Figure record extracts:
-------

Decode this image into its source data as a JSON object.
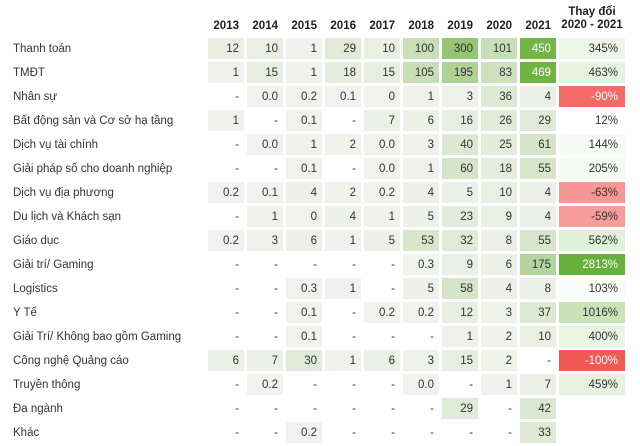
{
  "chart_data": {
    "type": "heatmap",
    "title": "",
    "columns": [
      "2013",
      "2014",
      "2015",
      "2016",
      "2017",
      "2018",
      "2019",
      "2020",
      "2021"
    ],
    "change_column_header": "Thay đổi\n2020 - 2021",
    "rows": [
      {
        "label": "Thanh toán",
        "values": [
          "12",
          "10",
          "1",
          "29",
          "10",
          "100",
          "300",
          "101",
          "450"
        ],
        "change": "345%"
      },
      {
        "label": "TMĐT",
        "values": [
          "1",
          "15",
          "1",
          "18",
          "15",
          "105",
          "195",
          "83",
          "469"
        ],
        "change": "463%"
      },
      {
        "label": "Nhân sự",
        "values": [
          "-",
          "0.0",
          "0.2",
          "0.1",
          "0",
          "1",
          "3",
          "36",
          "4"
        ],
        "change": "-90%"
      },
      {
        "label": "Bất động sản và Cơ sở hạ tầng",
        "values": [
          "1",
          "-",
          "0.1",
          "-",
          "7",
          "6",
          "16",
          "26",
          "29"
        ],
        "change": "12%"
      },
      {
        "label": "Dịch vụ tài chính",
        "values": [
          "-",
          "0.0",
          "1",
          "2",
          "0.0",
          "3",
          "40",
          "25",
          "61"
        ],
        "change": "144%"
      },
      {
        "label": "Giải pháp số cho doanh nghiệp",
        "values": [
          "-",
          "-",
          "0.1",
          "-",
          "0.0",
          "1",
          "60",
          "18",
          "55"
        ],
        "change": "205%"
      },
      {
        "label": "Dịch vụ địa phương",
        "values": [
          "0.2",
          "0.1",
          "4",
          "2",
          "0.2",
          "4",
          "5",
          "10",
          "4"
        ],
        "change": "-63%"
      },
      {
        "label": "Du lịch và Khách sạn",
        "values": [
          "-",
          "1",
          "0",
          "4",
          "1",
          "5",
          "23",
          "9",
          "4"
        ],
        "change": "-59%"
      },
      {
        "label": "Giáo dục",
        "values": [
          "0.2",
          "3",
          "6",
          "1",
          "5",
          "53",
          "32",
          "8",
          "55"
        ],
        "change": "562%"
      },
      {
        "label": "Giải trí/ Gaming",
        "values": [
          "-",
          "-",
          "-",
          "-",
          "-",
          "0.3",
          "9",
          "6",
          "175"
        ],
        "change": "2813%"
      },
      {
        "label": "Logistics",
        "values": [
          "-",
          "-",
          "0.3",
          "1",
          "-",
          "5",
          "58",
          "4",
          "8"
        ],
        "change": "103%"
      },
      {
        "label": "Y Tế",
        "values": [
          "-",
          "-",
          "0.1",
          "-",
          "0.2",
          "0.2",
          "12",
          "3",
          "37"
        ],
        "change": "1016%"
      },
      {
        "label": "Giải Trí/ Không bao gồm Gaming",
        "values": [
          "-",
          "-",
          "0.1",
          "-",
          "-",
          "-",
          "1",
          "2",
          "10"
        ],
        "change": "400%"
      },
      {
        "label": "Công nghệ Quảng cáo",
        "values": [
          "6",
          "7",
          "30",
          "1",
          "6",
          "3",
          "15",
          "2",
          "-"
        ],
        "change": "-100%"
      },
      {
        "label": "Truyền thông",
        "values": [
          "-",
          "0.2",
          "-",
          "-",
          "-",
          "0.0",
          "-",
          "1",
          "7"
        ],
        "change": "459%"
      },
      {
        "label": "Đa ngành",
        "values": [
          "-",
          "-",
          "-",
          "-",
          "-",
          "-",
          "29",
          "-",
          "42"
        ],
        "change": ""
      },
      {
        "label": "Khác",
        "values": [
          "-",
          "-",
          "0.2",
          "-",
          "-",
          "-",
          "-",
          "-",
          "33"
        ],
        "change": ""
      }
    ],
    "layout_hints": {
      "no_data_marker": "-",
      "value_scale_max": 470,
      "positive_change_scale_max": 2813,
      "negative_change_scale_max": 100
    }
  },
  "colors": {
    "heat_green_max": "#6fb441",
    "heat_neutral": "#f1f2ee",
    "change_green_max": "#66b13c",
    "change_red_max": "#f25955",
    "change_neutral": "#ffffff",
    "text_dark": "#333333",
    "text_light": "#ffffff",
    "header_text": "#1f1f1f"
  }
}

-------

Filter the listing for the word "Giải" and copy every line that holds it.

        "label": "Giải pháp số cho doanh nghiệp",
        "label": "Giải trí/ Gaming",
        "label": "Giải Trí/ Không bao gồm Gaming",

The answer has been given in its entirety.